Dataset records:
::::::::::

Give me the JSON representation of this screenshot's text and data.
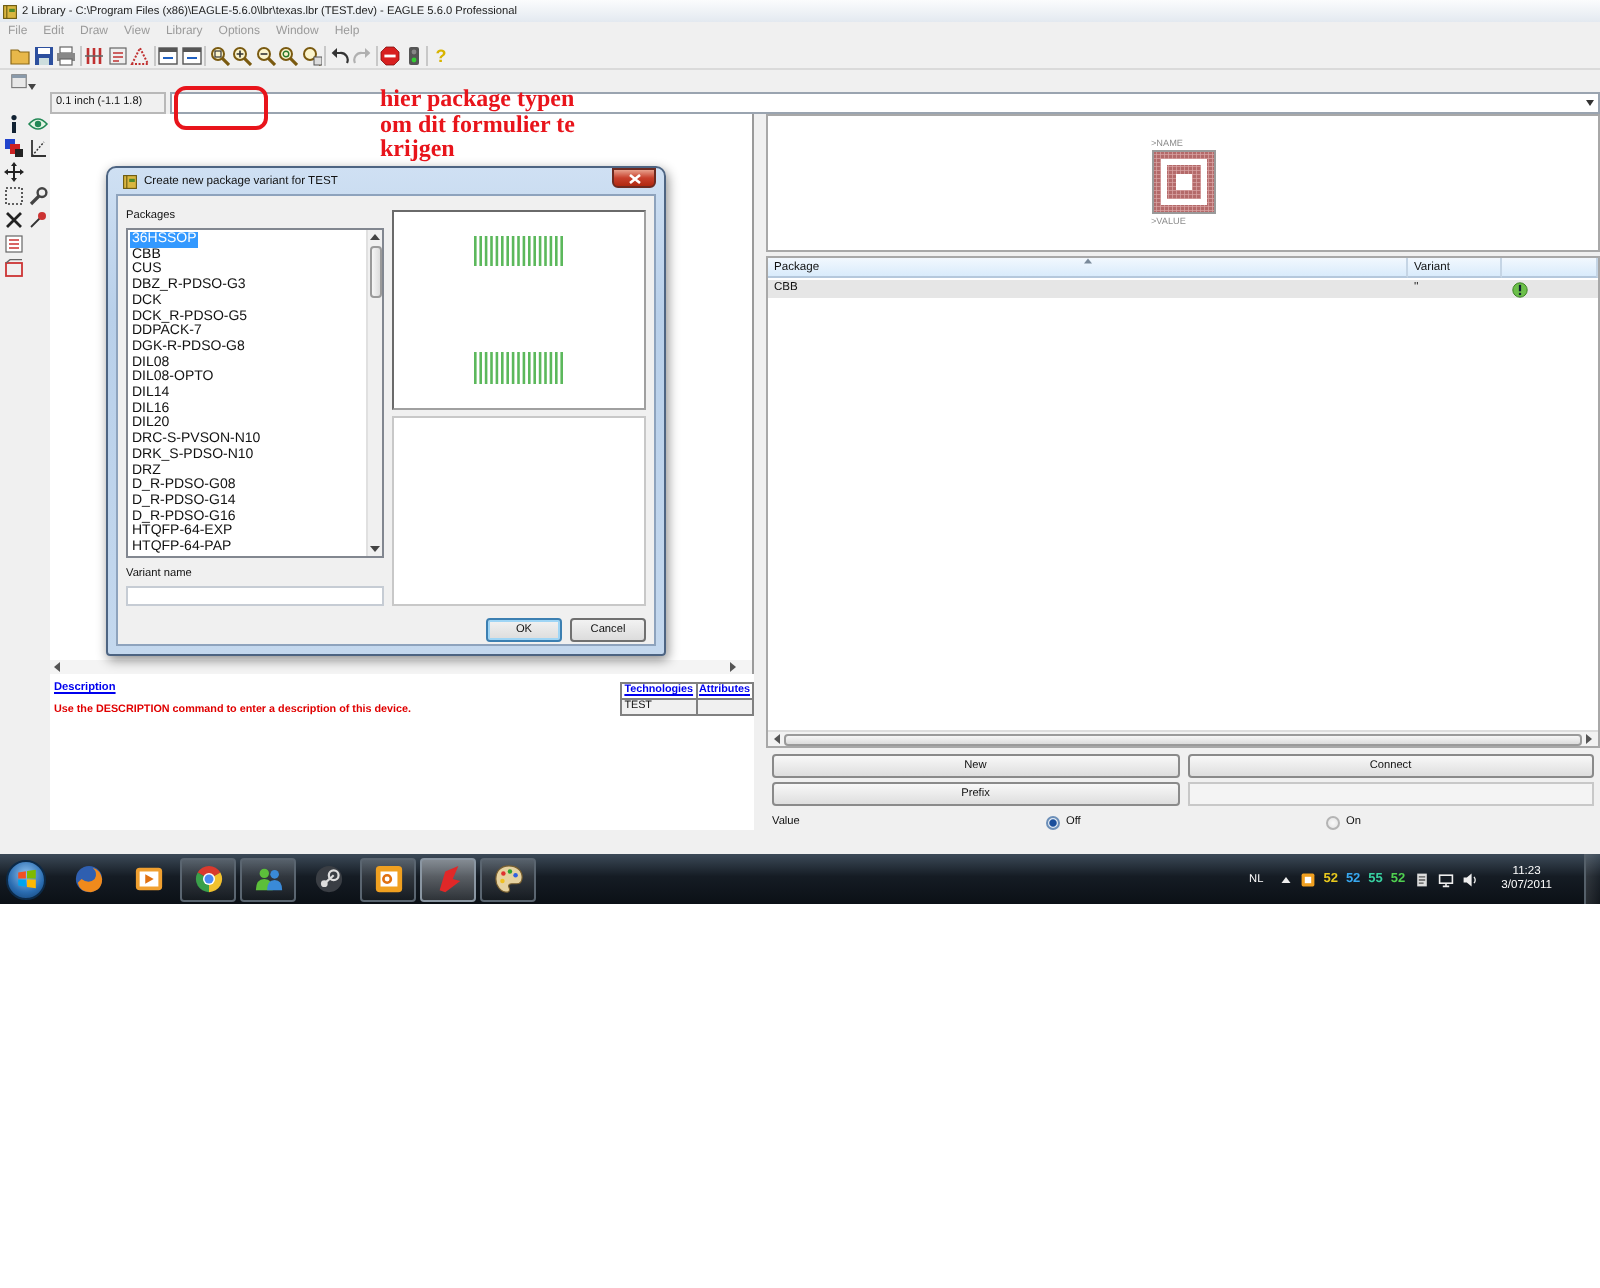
{
  "window": {
    "title": "2 Library - C:\\Program Files (x86)\\EAGLE-5.6.0\\lbr\\texas.lbr (TEST.dev) - EAGLE 5.6.0 Professional"
  },
  "menu": [
    {
      "label": "File",
      "disabled": true
    },
    {
      "label": "Edit",
      "disabled": true
    },
    {
      "label": "Draw",
      "disabled": true
    },
    {
      "label": "View",
      "disabled": true
    },
    {
      "label": "Library",
      "disabled": true
    },
    {
      "label": "Options",
      "disabled": true
    },
    {
      "label": "Window",
      "disabled": true
    },
    {
      "label": "Help",
      "disabled": true
    }
  ],
  "toolbar": {
    "undo": {
      "disabled": false
    },
    "redo": {
      "disabled": true
    },
    "help": "?"
  },
  "coordinates": {
    "value": "0.1 inch (-1.1 1.8)"
  },
  "annotation": {
    "text": "hier package typen om dit formulier te krijgen"
  },
  "dialog": {
    "title": "Create new package variant for TEST",
    "packages_label": "Packages",
    "packages": [
      {
        "name": "36HSSOP",
        "selected": true
      },
      {
        "name": "CBB",
        "selected": false
      },
      {
        "name": "CUS",
        "selected": false
      },
      {
        "name": "DBZ_R-PDSO-G3",
        "selected": false
      },
      {
        "name": "DCK",
        "selected": false
      },
      {
        "name": "DCK_R-PDSO-G5",
        "selected": false
      },
      {
        "name": "DDPACK-7",
        "selected": false
      },
      {
        "name": "DGK-R-PDSO-G8",
        "selected": false
      },
      {
        "name": "DIL08",
        "selected": false
      },
      {
        "name": "DIL08-OPTO",
        "selected": false
      },
      {
        "name": "DIL14",
        "selected": false
      },
      {
        "name": "DIL16",
        "selected": false
      },
      {
        "name": "DIL20",
        "selected": false
      },
      {
        "name": "DRC-S-PVSON-N10",
        "selected": false
      },
      {
        "name": "DRK_S-PDSO-N10",
        "selected": false
      },
      {
        "name": "DRZ",
        "selected": false
      },
      {
        "name": "D_R-PDSO-G08",
        "selected": false
      },
      {
        "name": "D_R-PDSO-G14",
        "selected": false
      },
      {
        "name": "D_R-PDSO-G16",
        "selected": false
      },
      {
        "name": "HTQFP-64-EXP",
        "selected": false
      },
      {
        "name": "HTQFP-64-PAP",
        "selected": false
      }
    ],
    "variant_label": "Variant name",
    "buttons": [
      {
        "label": "OK",
        "default": true
      },
      {
        "label": "Cancel",
        "default": false
      }
    ]
  },
  "description": {
    "heading": "Description",
    "text": "Use the DESCRIPTION command to enter a description of this device."
  },
  "technologies": {
    "columns": [
      "Technologies",
      "Attributes"
    ],
    "rows": [
      {
        "technology": "TEST"
      }
    ]
  },
  "symbol_preview": {
    "name_label": ">NAME",
    "value_label": ">VALUE"
  },
  "package_table": {
    "columns": [
      "Package",
      "Variant"
    ],
    "rows": [
      {
        "package": "CBB",
        "variant": "''",
        "selected": true
      }
    ]
  },
  "buttons": [
    "New",
    "Connect",
    "Prefix"
  ],
  "value_option": {
    "label": "Value",
    "options": [
      {
        "label": "Off",
        "selected": true
      },
      {
        "label": "On",
        "selected": false
      }
    ]
  },
  "taskbar": {
    "apps": [
      {
        "running": false,
        "selected": false
      },
      {
        "running": false,
        "selected": false
      },
      {
        "running": true,
        "selected": false
      },
      {
        "running": true,
        "selected": false
      },
      {
        "running": false,
        "selected": false
      },
      {
        "running": true,
        "selected": false
      },
      {
        "running": true,
        "selected": true
      },
      {
        "running": true,
        "selected": false
      }
    ],
    "tray": {
      "language": "NL",
      "readings": [
        {
          "text": "52",
          "color": "#e8c81e"
        },
        {
          "text": "52",
          "color": "#38a8f0"
        },
        {
          "text": "55",
          "color": "#38d0a0"
        },
        {
          "text": "52",
          "color": "#50d050"
        }
      ],
      "time": "11:23",
      "date": "3/07/2011"
    }
  }
}
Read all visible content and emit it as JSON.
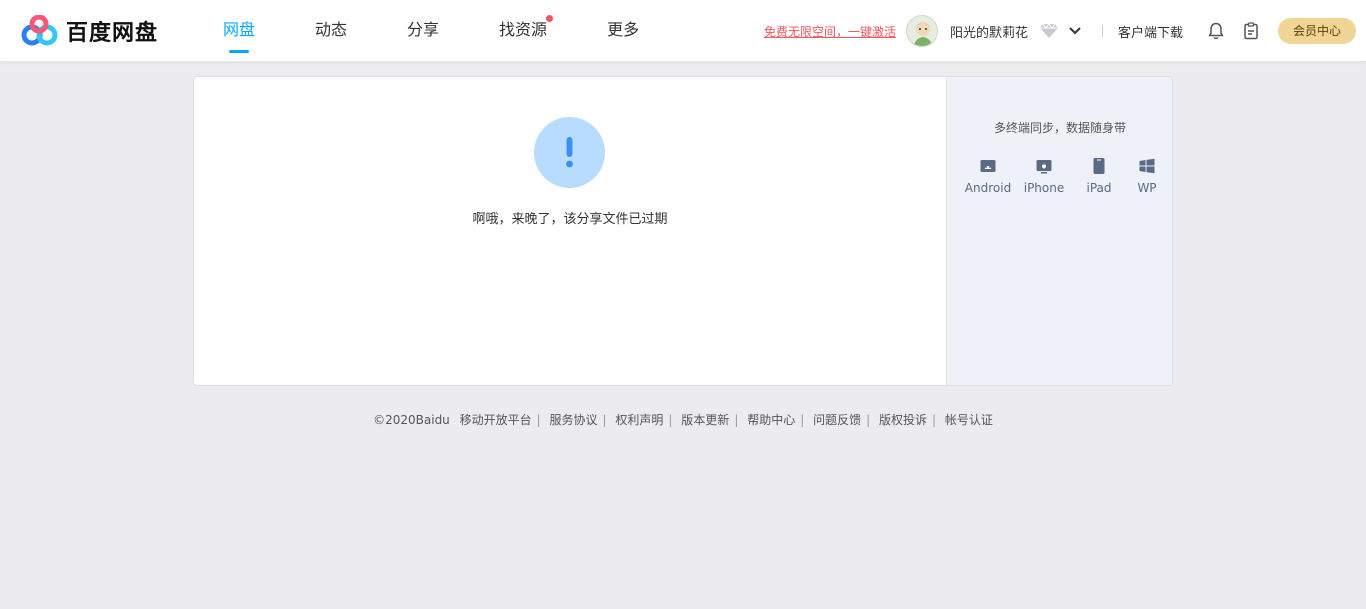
{
  "header": {
    "logo_text": "百度网盘",
    "nav": [
      {
        "label": "网盘",
        "active": true
      },
      {
        "label": "动态",
        "active": false
      },
      {
        "label": "分享",
        "active": false
      },
      {
        "label": "找资源",
        "active": false,
        "has_dot": true
      },
      {
        "label": "更多",
        "active": false
      }
    ],
    "promo_text": "免费无限空间，一键激活",
    "username": "阳光的默莉花",
    "download_label": "客户端下载",
    "vip_center_label": "会员中心"
  },
  "main": {
    "expired_message": "啊哦，来晚了，该分享文件已过期"
  },
  "sidebar": {
    "title": "多终端同步，数据随身带",
    "platforms": [
      {
        "label": "Android",
        "icon": "android-icon"
      },
      {
        "label": "iPhone",
        "icon": "iphone-icon"
      },
      {
        "label": "iPad",
        "icon": "ipad-icon"
      },
      {
        "label": "WP",
        "icon": "windows-phone-icon"
      }
    ]
  },
  "footer": {
    "copyright": "©2020Baidu",
    "links": [
      "移动开放平台",
      "服务协议",
      "权利声明",
      "版本更新",
      "帮助中心",
      "问题反馈",
      "版权投诉",
      "帐号认证"
    ]
  },
  "colors": {
    "accent": "#06a7ff",
    "promo_red": "#f5565b",
    "vip_gold": "#f0d594",
    "page_bg": "#ececef",
    "alert_circle": "#b7dcff",
    "alert_mark": "#3d8ff0"
  }
}
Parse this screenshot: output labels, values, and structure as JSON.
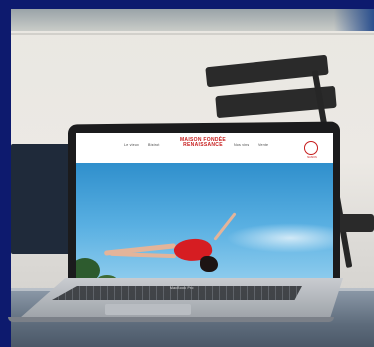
{
  "website": {
    "nav_left": [
      "Le vieux",
      "Bistrot"
    ],
    "brand_line1": "MAISON FONDÉE",
    "brand_line2": "RENAISSANCE",
    "nav_right": [
      "Nos vins",
      "Vente"
    ],
    "seal_text": "MAISON"
  },
  "laptop": {
    "model_label": "MacBook Pro"
  },
  "colors": {
    "frame": "#0d1a6e",
    "brand_red": "#c61d1d",
    "sky": "#3a97d2",
    "dress": "#d61d22"
  }
}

::::::::::

EXERCISE DIRECTIONS:
Repeat each record exactly, with the pictures left out.

RESULT:
Give me the JSON representation of this screenshot's text and data.
{
  "window": {
    "title": "2 Library - C:\\Program Files (x86)\\EAGLE-5.6.0\\lbr\\texas.lbr (TEST.dev) - EAGLE 5.6.0 Professional"
  },
  "menu": [
    {
      "label": "File",
      "disabled": true
    },
    {
      "label": "Edit",
      "disabled": true
    },
    {
      "label": "Draw",
      "disabled": true
    },
    {
      "label": "View",
      "disabled": true
    },
    {
      "label": "Library",
      "disabled": true
    },
    {
      "label": "Options",
      "disabled": true
    },
    {
      "label": "Window",
      "disabled": true
    },
    {
      "label": "Help",
      "disabled": true
    }
  ],
  "toolbar": {
    "undo": {
      "disabled": false
    },
    "redo": {
      "disabled": true
    },
    "help": "?"
  },
  "coordinates": {
    "value": "0.1 inch (-1.1 1.8)"
  },
  "annotation": {
    "text": "hier package typen om dit formulier te krijgen"
  },
  "dialog": {
    "title": "Create new package variant for TEST",
    "packages_label": "Packages",
    "packages": [
      {
        "name": "36HSSOP",
        "selected": true
      },
      {
        "name": "CBB",
        "selected": false
      },
      {
        "name": "CUS",
        "selected": false
      },
      {
        "name": "DBZ_R-PDSO-G3",
        "selected": false
      },
      {
        "name": "DCK",
        "selected": false
      },
      {
        "name": "DCK_R-PDSO-G5",
        "selected": false
      },
      {
        "name": "DDPACK-7",
        "selected": false
      },
      {
        "name": "DGK-R-PDSO-G8",
        "selected": false
      },
      {
        "name": "DIL08",
        "selected": false
      },
      {
        "name": "DIL08-OPTO",
        "selected": false
      },
      {
        "name": "DIL14",
        "selected": false
      },
      {
        "name": "DIL16",
        "selected": false
      },
      {
        "name": "DIL20",
        "selected": false
      },
      {
        "name": "DRC-S-PVSON-N10",
        "selected": false
      },
      {
        "name": "DRK_S-PDSO-N10",
        "selected": false
      },
      {
        "name": "DRZ",
        "selected": false
      },
      {
        "name": "D_R-PDSO-G08",
        "selected": false
      },
      {
        "name": "D_R-PDSO-G14",
        "selected": false
      },
      {
        "name": "D_R-PDSO-G16",
        "selected": false
      },
      {
        "name": "HTQFP-64-EXP",
        "selected": false
      },
      {
        "name": "HTQFP-64-PAP",
        "selected": false
      }
    ],
    "variant_label": "Variant name",
    "buttons": [
      {
        "label": "OK",
        "default": true
      },
      {
        "label": "Cancel",
        "default": false
      }
    ]
  },
  "description": {
    "heading": "Description",
    "text": "Use the DESCRIPTION command to enter a description of this device."
  },
  "technologies": {
    "columns": [
      "Technologies",
      "Attributes"
    ],
    "rows": [
      {
        "technology": "TEST"
      }
    ]
  },
  "symbol_preview": {
    "name_label": ">NAME",
    "value_label": ">VALUE"
  },
  "package_table": {
    "columns": [
      "Package",
      "Variant"
    ],
    "rows": [
      {
        "package": "CBB",
        "variant": "''",
        "selected": true
      }
    ]
  },
  "buttons": [
    "New",
    "Connect",
    "Prefix"
  ],
  "value_option": {
    "label": "Value",
    "options": [
      {
        "label": "Off",
        "selected": true
      },
      {
        "label": "On",
        "selected": false
      }
    ]
  },
  "taskbar": {
    "apps": [
      {
        "running": false,
        "selected": false
      },
      {
        "running": false,
        "selected": false
      },
      {
        "running": true,
        "selected": false
      },
      {
        "running": true,
        "selected": false
      },
      {
        "running": false,
        "selected": false
      },
      {
        "running": true,
        "selected": false
      },
      {
        "running": true,
        "selected": true
      },
      {
        "running": true,
        "selected": false
      }
    ],
    "tray": {
      "language": "NL",
      "readings": [
        {
          "text": "52",
          "color": "#e8c81e"
        },
        {
          "text": "52",
          "color": "#38a8f0"
        },
        {
          "text": "55",
          "color": "#38d0a0"
        },
        {
          "text": "52",
          "color": "#50d050"
        }
      ],
      "time": "11:23",
      "date": "3/07/2011"
    }
  }
}
Read all visible content and emit it as JSON.
{
  "header": {
    "logo_text": "百度网盘",
    "nav": [
      {
        "label": "网盘",
        "active": true
      },
      {
        "label": "动态",
        "active": false
      },
      {
        "label": "分享",
        "active": false
      },
      {
        "label": "找资源",
        "active": false,
        "has_dot": true
      },
      {
        "label": "更多",
        "active": false
      }
    ],
    "promo_text": "免费无限空间，一键激活",
    "username": "阳光的默莉花",
    "download_label": "客户端下载",
    "vip_center_label": "会员中心"
  },
  "main": {
    "expired_message": "啊哦，来晚了，该分享文件已过期"
  },
  "sidebar": {
    "title": "多终端同步，数据随身带",
    "platforms": [
      {
        "label": "Android",
        "icon": "android-icon"
      },
      {
        "label": "iPhone",
        "icon": "iphone-icon"
      },
      {
        "label": "iPad",
        "icon": "ipad-icon"
      },
      {
        "label": "WP",
        "icon": "windows-phone-icon"
      }
    ]
  },
  "footer": {
    "copyright": "©2020Baidu",
    "links": [
      "移动开放平台",
      "服务协议",
      "权利声明",
      "版本更新",
      "帮助中心",
      "问题反馈",
      "版权投诉",
      "帐号认证"
    ]
  },
  "colors": {
    "accent": "#06a7ff",
    "promo_red": "#f5565b",
    "vip_gold": "#f0d594",
    "page_bg": "#ececef",
    "alert_circle": "#b7dcff",
    "alert_mark": "#3d8ff0"
  }
}
Parse this screenshot: output labels, values, and structure as JSON.
{
  "website": {
    "nav_left": [
      "Le vieux",
      "Bistrot"
    ],
    "brand_line1": "MAISON FONDÉE",
    "brand_line2": "RENAISSANCE",
    "nav_right": [
      "Nos vins",
      "Vente"
    ],
    "seal_text": "MAISON"
  },
  "laptop": {
    "model_label": "MacBook Pro"
  },
  "colors": {
    "frame": "#0d1a6e",
    "brand_red": "#c61d1d",
    "sky": "#3a97d2",
    "dress": "#d61d22"
  }
}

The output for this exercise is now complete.